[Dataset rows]
- - - - -
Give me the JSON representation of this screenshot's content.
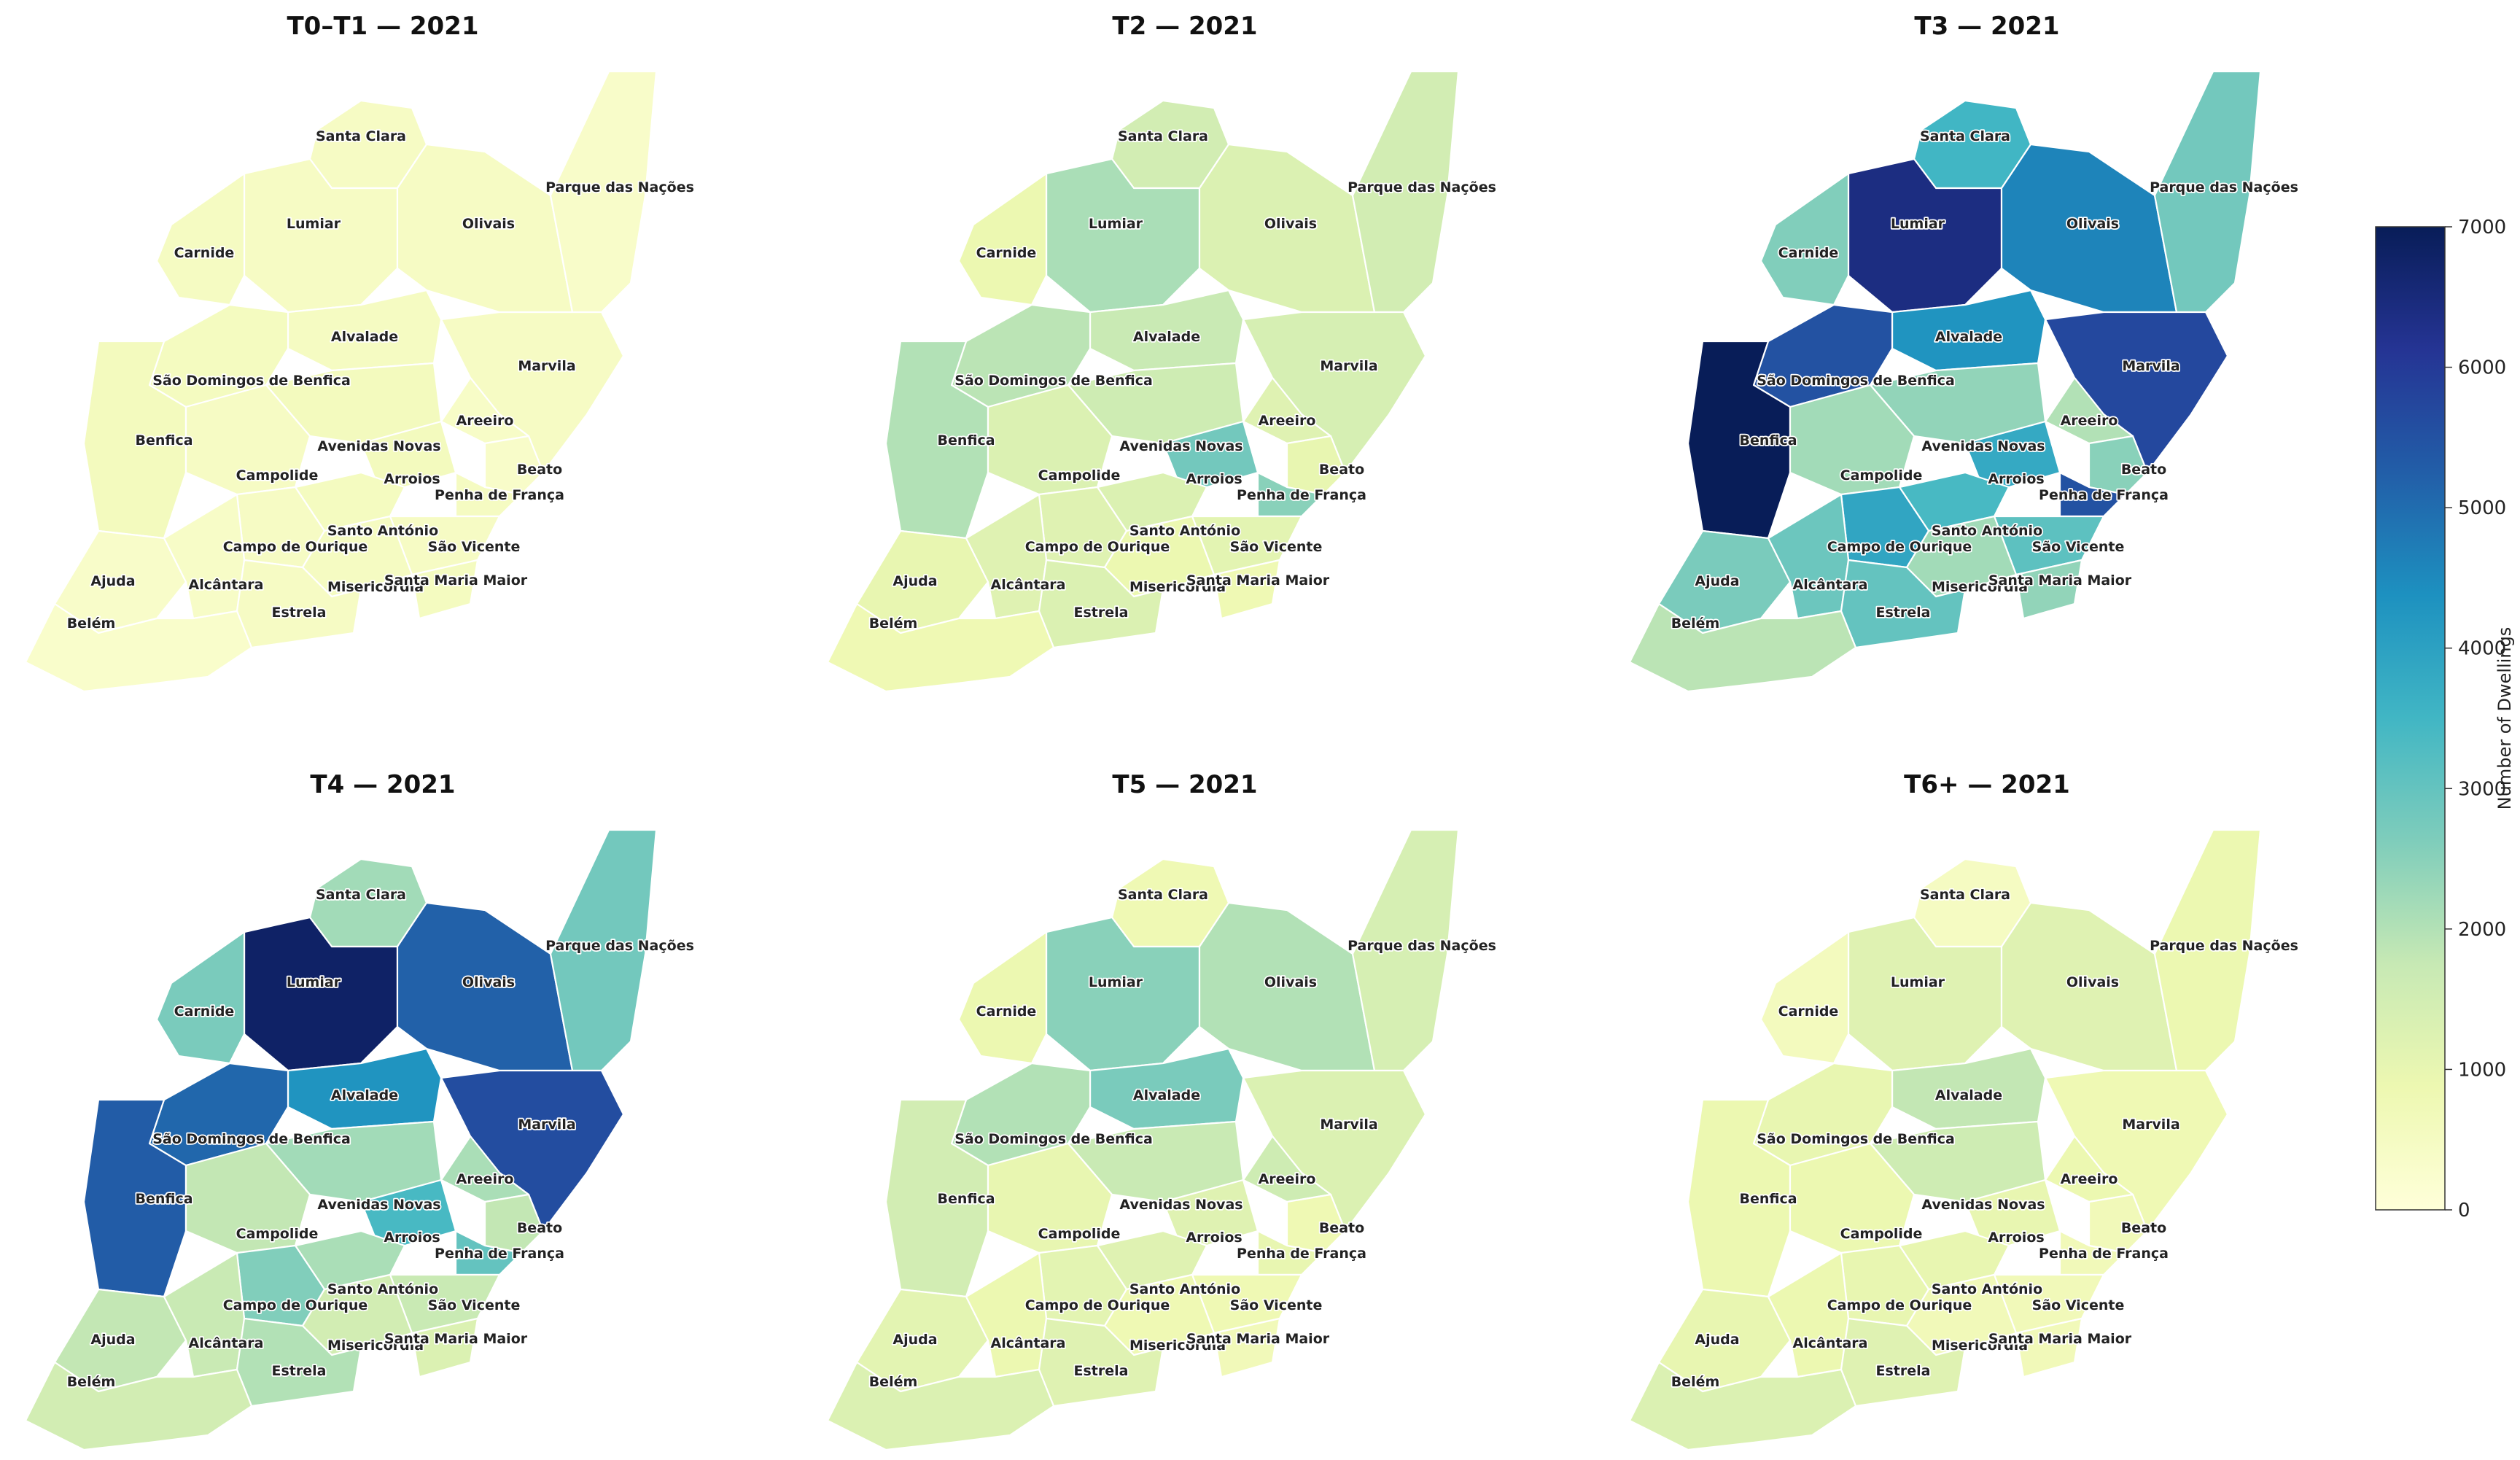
{
  "panels": [
    {
      "id": "t0t1",
      "title": "T0–T1  — 2021",
      "values": {
        "Santa Clara": 450,
        "Lumiar": 450,
        "Olivais": 450,
        "Parque das Nações": 350,
        "Carnide": 500,
        "Alvalade": 500,
        "Marvila": 450,
        "São Domingos de Benfica": 550,
        "Areeiro": 400,
        "Benfica": 600,
        "Avenidas Novas": 600,
        "Campolide": 450,
        "Arroios": 600,
        "Beato": 350,
        "Penha de França": 500,
        "Santo António": 550,
        "Campo de Ourique": 450,
        "São Vicente": 450,
        "Ajuda": 350,
        "Alcântara": 400,
        "Misericórdia": 500,
        "Santa Maria Maior": 550,
        "Estrela": 450,
        "Belém": 300
      }
    },
    {
      "id": "t2",
      "title": "T2  — 2021",
      "values": {
        "Santa Clara": 1500,
        "Lumiar": 2100,
        "Olivais": 1300,
        "Parque das Nações": 1500,
        "Carnide": 900,
        "Alvalade": 1700,
        "Marvila": 1400,
        "São Domingos de Benfica": 1900,
        "Areeiro": 1200,
        "Benfica": 2000,
        "Avenidas Novas": 1600,
        "Campolide": 1300,
        "Arroios": 2800,
        "Beato": 1000,
        "Penha de França": 2500,
        "Santo António": 1300,
        "Campo de Ourique": 1200,
        "São Vicente": 1100,
        "Ajuda": 1000,
        "Alcântara": 1200,
        "Misericórdia": 900,
        "Santa Maria Maior": 800,
        "Estrela": 1300,
        "Belém": 800
      }
    },
    {
      "id": "t3",
      "title": "T3  — 2021",
      "values": {
        "Santa Clara": 3500,
        "Lumiar": 6400,
        "Olivais": 4600,
        "Parque das Nações": 2800,
        "Carnide": 2600,
        "Alvalade": 4300,
        "Marvila": 5700,
        "São Domingos de Benfica": 5500,
        "Areeiro": 2000,
        "Benfica": 7000,
        "Avenidas Novas": 2400,
        "Campolide": 2200,
        "Arroios": 3800,
        "Beato": 2500,
        "Penha de França": 5500,
        "Santo António": 3400,
        "Campo de Ourique": 3900,
        "São Vicente": 3100,
        "Ajuda": 2700,
        "Alcântara": 2900,
        "Misericórdia": 2200,
        "Santa Maria Maior": 2400,
        "Estrela": 3000,
        "Belém": 1900
      }
    },
    {
      "id": "t4",
      "title": "T4  — 2021",
      "values": {
        "Santa Clara": 2200,
        "Lumiar": 6800,
        "Olivais": 5200,
        "Parque das Nações": 2800,
        "Carnide": 2700,
        "Alvalade": 4300,
        "Marvila": 5600,
        "São Domingos de Benfica": 5100,
        "Areeiro": 2100,
        "Benfica": 5300,
        "Avenidas Novas": 2200,
        "Campolide": 1800,
        "Arroios": 3400,
        "Beato": 1800,
        "Penha de França": 3000,
        "Santo António": 2100,
        "Campo de Ourique": 2600,
        "São Vicente": 1700,
        "Ajuda": 1800,
        "Alcântara": 1700,
        "Misericórdia": 1500,
        "Santa Maria Maior": 1300,
        "Estrela": 2000,
        "Belém": 1500
      }
    },
    {
      "id": "t5",
      "title": "T5  — 2021",
      "values": {
        "Santa Clara": 800,
        "Lumiar": 2500,
        "Olivais": 2000,
        "Parque das Nações": 1400,
        "Carnide": 900,
        "Alvalade": 2700,
        "Marvila": 1300,
        "São Domingos de Benfica": 2000,
        "Areeiro": 1600,
        "Benfica": 1500,
        "Avenidas Novas": 1700,
        "Campolide": 1000,
        "Arroios": 1200,
        "Beato": 800,
        "Penha de França": 1000,
        "Santo António": 1200,
        "Campo de Ourique": 1100,
        "São Vicente": 800,
        "Ajuda": 1100,
        "Alcântara": 900,
        "Misericórdia": 800,
        "Santa Maria Maior": 700,
        "Estrela": 1200,
        "Belém": 1300
      }
    },
    {
      "id": "t6",
      "title": "T6+  — 2021",
      "values": {
        "Santa Clara": 500,
        "Lumiar": 1200,
        "Olivais": 1200,
        "Parque das Nações": 900,
        "Carnide": 600,
        "Alvalade": 1800,
        "Marvila": 800,
        "São Domingos de Benfica": 1000,
        "Areeiro": 900,
        "Benfica": 900,
        "Avenidas Novas": 1600,
        "Campolide": 900,
        "Arroios": 1000,
        "Beato": 700,
        "Penha de França": 700,
        "Santo António": 1000,
        "Campo de Ourique": 1000,
        "São Vicente": 700,
        "Ajuda": 1000,
        "Alcântara": 900,
        "Misericórdia": 700,
        "Santa Maria Maior": 700,
        "Estrela": 1200,
        "Belém": 1300
      }
    }
  ],
  "colorbar": {
    "label": "Number of Dwellings",
    "min": 0,
    "max": 7000,
    "ticks": [
      "0",
      "1000",
      "2000",
      "3000",
      "4000",
      "5000",
      "6000",
      "7000"
    ],
    "colormap": [
      "#ffffd9",
      "#edf8b1",
      "#c7e9b4",
      "#7fcdbb",
      "#41b6c4",
      "#1d91c0",
      "#225ea8",
      "#253494",
      "#081d58"
    ]
  }
}
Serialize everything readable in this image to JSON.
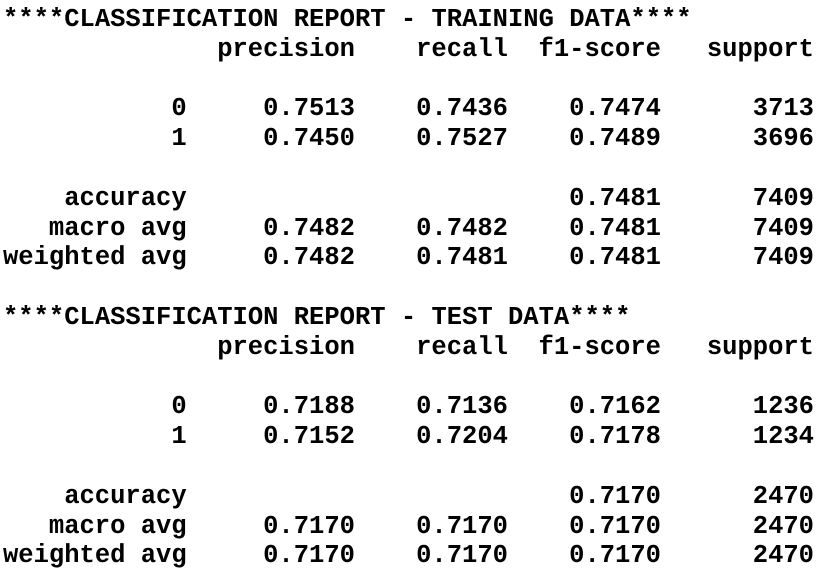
{
  "page": {
    "background_color": "#ffffff",
    "text_color": "#000000"
  },
  "reports": [
    {
      "title": "****CLASSIFICATION REPORT - TRAINING DATA****",
      "columns": [
        "precision",
        "recall",
        "f1-score",
        "support"
      ],
      "class_rows": [
        {
          "label": "0",
          "precision": "0.7513",
          "recall": "0.7436",
          "f1_score": "0.7474",
          "support": "3713"
        },
        {
          "label": "1",
          "precision": "0.7450",
          "recall": "0.7527",
          "f1_score": "0.7489",
          "support": "3696"
        }
      ],
      "summary_rows": [
        {
          "label": "accuracy",
          "precision": "",
          "recall": "",
          "f1_score": "0.7481",
          "support": "7409"
        },
        {
          "label": "macro avg",
          "precision": "0.7482",
          "recall": "0.7482",
          "f1_score": "0.7481",
          "support": "7409"
        },
        {
          "label": "weighted avg",
          "precision": "0.7482",
          "recall": "0.7481",
          "f1_score": "0.7481",
          "support": "7409"
        }
      ]
    },
    {
      "title": "****CLASSIFICATION REPORT - TEST DATA****",
      "columns": [
        "precision",
        "recall",
        "f1-score",
        "support"
      ],
      "class_rows": [
        {
          "label": "0",
          "precision": "0.7188",
          "recall": "0.7136",
          "f1_score": "0.7162",
          "support": "1236"
        },
        {
          "label": "1",
          "precision": "0.7152",
          "recall": "0.7204",
          "f1_score": "0.7178",
          "support": "1234"
        }
      ],
      "summary_rows": [
        {
          "label": "accuracy",
          "precision": "",
          "recall": "",
          "f1_score": "0.7170",
          "support": "2470"
        },
        {
          "label": "macro avg",
          "precision": "0.7170",
          "recall": "0.7170",
          "f1_score": "0.7170",
          "support": "2470"
        },
        {
          "label": "weighted avg",
          "precision": "0.7170",
          "recall": "0.7170",
          "f1_score": "0.7170",
          "support": "2470"
        }
      ]
    }
  ]
}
- - - - -
Exercise task - Quote the data above in full and without alteration; skip the pictures.

Problem solution -
Give me the JSON representation of this screenshot's content.
{
  "panels": [
    {
      "id": "t0t1",
      "title": "T0–T1  — 2021",
      "values": {
        "Santa Clara": 450,
        "Lumiar": 450,
        "Olivais": 450,
        "Parque das Nações": 350,
        "Carnide": 500,
        "Alvalade": 500,
        "Marvila": 450,
        "São Domingos de Benfica": 550,
        "Areeiro": 400,
        "Benfica": 600,
        "Avenidas Novas": 600,
        "Campolide": 450,
        "Arroios": 600,
        "Beato": 350,
        "Penha de França": 500,
        "Santo António": 550,
        "Campo de Ourique": 450,
        "São Vicente": 450,
        "Ajuda": 350,
        "Alcântara": 400,
        "Misericórdia": 500,
        "Santa Maria Maior": 550,
        "Estrela": 450,
        "Belém": 300
      }
    },
    {
      "id": "t2",
      "title": "T2  — 2021",
      "values": {
        "Santa Clara": 1500,
        "Lumiar": 2100,
        "Olivais": 1300,
        "Parque das Nações": 1500,
        "Carnide": 900,
        "Alvalade": 1700,
        "Marvila": 1400,
        "São Domingos de Benfica": 1900,
        "Areeiro": 1200,
        "Benfica": 2000,
        "Avenidas Novas": 1600,
        "Campolide": 1300,
        "Arroios": 2800,
        "Beato": 1000,
        "Penha de França": 2500,
        "Santo António": 1300,
        "Campo de Ourique": 1200,
        "São Vicente": 1100,
        "Ajuda": 1000,
        "Alcântara": 1200,
        "Misericórdia": 900,
        "Santa Maria Maior": 800,
        "Estrela": 1300,
        "Belém": 800
      }
    },
    {
      "id": "t3",
      "title": "T3  — 2021",
      "values": {
        "Santa Clara": 3500,
        "Lumiar": 6400,
        "Olivais": 4600,
        "Parque das Nações": 2800,
        "Carnide": 2600,
        "Alvalade": 4300,
        "Marvila": 5700,
        "São Domingos de Benfica": 5500,
        "Areeiro": 2000,
        "Benfica": 7000,
        "Avenidas Novas": 2400,
        "Campolide": 2200,
        "Arroios": 3800,
        "Beato": 2500,
        "Penha de França": 5500,
        "Santo António": 3400,
        "Campo de Ourique": 3900,
        "São Vicente": 3100,
        "Ajuda": 2700,
        "Alcântara": 2900,
        "Misericórdia": 2200,
        "Santa Maria Maior": 2400,
        "Estrela": 3000,
        "Belém": 1900
      }
    },
    {
      "id": "t4",
      "title": "T4  — 2021",
      "values": {
        "Santa Clara": 2200,
        "Lumiar": 6800,
        "Olivais": 5200,
        "Parque das Nações": 2800,
        "Carnide": 2700,
        "Alvalade": 4300,
        "Marvila": 5600,
        "São Domingos de Benfica": 5100,
        "Areeiro": 2100,
        "Benfica": 5300,
        "Avenidas Novas": 2200,
        "Campolide": 1800,
        "Arroios": 3400,
        "Beato": 1800,
        "Penha de França": 3000,
        "Santo António": 2100,
        "Campo de Ourique": 2600,
        "São Vicente": 1700,
        "Ajuda": 1800,
        "Alcântara": 1700,
        "Misericórdia": 1500,
        "Santa Maria Maior": 1300,
        "Estrela": 2000,
        "Belém": 1500
      }
    },
    {
      "id": "t5",
      "title": "T5  — 2021",
      "values": {
        "Santa Clara": 800,
        "Lumiar": 2500,
        "Olivais": 2000,
        "Parque das Nações": 1400,
        "Carnide": 900,
        "Alvalade": 2700,
        "Marvila": 1300,
        "São Domingos de Benfica": 2000,
        "Areeiro": 1600,
        "Benfica": 1500,
        "Avenidas Novas": 1700,
        "Campolide": 1000,
        "Arroios": 1200,
        "Beato": 800,
        "Penha de França": 1000,
        "Santo António": 1200,
        "Campo de Ourique": 1100,
        "São Vicente": 800,
        "Ajuda": 1100,
        "Alcântara": 900,
        "Misericórdia": 800,
        "Santa Maria Maior": 700,
        "Estrela": 1200,
        "Belém": 1300
      }
    },
    {
      "id": "t6",
      "title": "T6+  — 2021",
      "values": {
        "Santa Clara": 500,
        "Lumiar": 1200,
        "Olivais": 1200,
        "Parque das Nações": 900,
        "Carnide": 600,
        "Alvalade": 1800,
        "Marvila": 800,
        "São Domingos de Benfica": 1000,
        "Areeiro": 900,
        "Benfica": 900,
        "Avenidas Novas": 1600,
        "Campolide": 900,
        "Arroios": 1000,
        "Beato": 700,
        "Penha de França": 700,
        "Santo António": 1000,
        "Campo de Ourique": 1000,
        "São Vicente": 700,
        "Ajuda": 1000,
        "Alcântara": 900,
        "Misericórdia": 700,
        "Santa Maria Maior": 700,
        "Estrela": 1200,
        "Belém": 1300
      }
    }
  ],
  "colorbar": {
    "label": "Number of Dwellings",
    "min": 0,
    "max": 7000,
    "ticks": [
      "0",
      "1000",
      "2000",
      "3000",
      "4000",
      "5000",
      "6000",
      "7000"
    ],
    "colormap": [
      "#ffffd9",
      "#edf8b1",
      "#c7e9b4",
      "#7fcdbb",
      "#41b6c4",
      "#1d91c0",
      "#225ea8",
      "#253494",
      "#081d58"
    ]
  }
}
Serialize everything readable in this image to JSON.
{
  "page": {
    "background_color": "#ffffff",
    "text_color": "#000000"
  },
  "reports": [
    {
      "title": "****CLASSIFICATION REPORT - TRAINING DATA****",
      "columns": [
        "precision",
        "recall",
        "f1-score",
        "support"
      ],
      "class_rows": [
        {
          "label": "0",
          "precision": "0.7513",
          "recall": "0.7436",
          "f1_score": "0.7474",
          "support": "3713"
        },
        {
          "label": "1",
          "precision": "0.7450",
          "recall": "0.7527",
          "f1_score": "0.7489",
          "support": "3696"
        }
      ],
      "summary_rows": [
        {
          "label": "accuracy",
          "precision": "",
          "recall": "",
          "f1_score": "0.7481",
          "support": "7409"
        },
        {
          "label": "macro avg",
          "precision": "0.7482",
          "recall": "0.7482",
          "f1_score": "0.7481",
          "support": "7409"
        },
        {
          "label": "weighted avg",
          "precision": "0.7482",
          "recall": "0.7481",
          "f1_score": "0.7481",
          "support": "7409"
        }
      ]
    },
    {
      "title": "****CLASSIFICATION REPORT - TEST DATA****",
      "columns": [
        "precision",
        "recall",
        "f1-score",
        "support"
      ],
      "class_rows": [
        {
          "label": "0",
          "precision": "0.7188",
          "recall": "0.7136",
          "f1_score": "0.7162",
          "support": "1236"
        },
        {
          "label": "1",
          "precision": "0.7152",
          "recall": "0.7204",
          "f1_score": "0.7178",
          "support": "1234"
        }
      ],
      "summary_rows": [
        {
          "label": "accuracy",
          "precision": "",
          "recall": "",
          "f1_score": "0.7170",
          "support": "2470"
        },
        {
          "label": "macro avg",
          "precision": "0.7170",
          "recall": "0.7170",
          "f1_score": "0.7170",
          "support": "2470"
        },
        {
          "label": "weighted avg",
          "precision": "0.7170",
          "recall": "0.7170",
          "f1_score": "0.7170",
          "support": "2470"
        }
      ]
    }
  ]
}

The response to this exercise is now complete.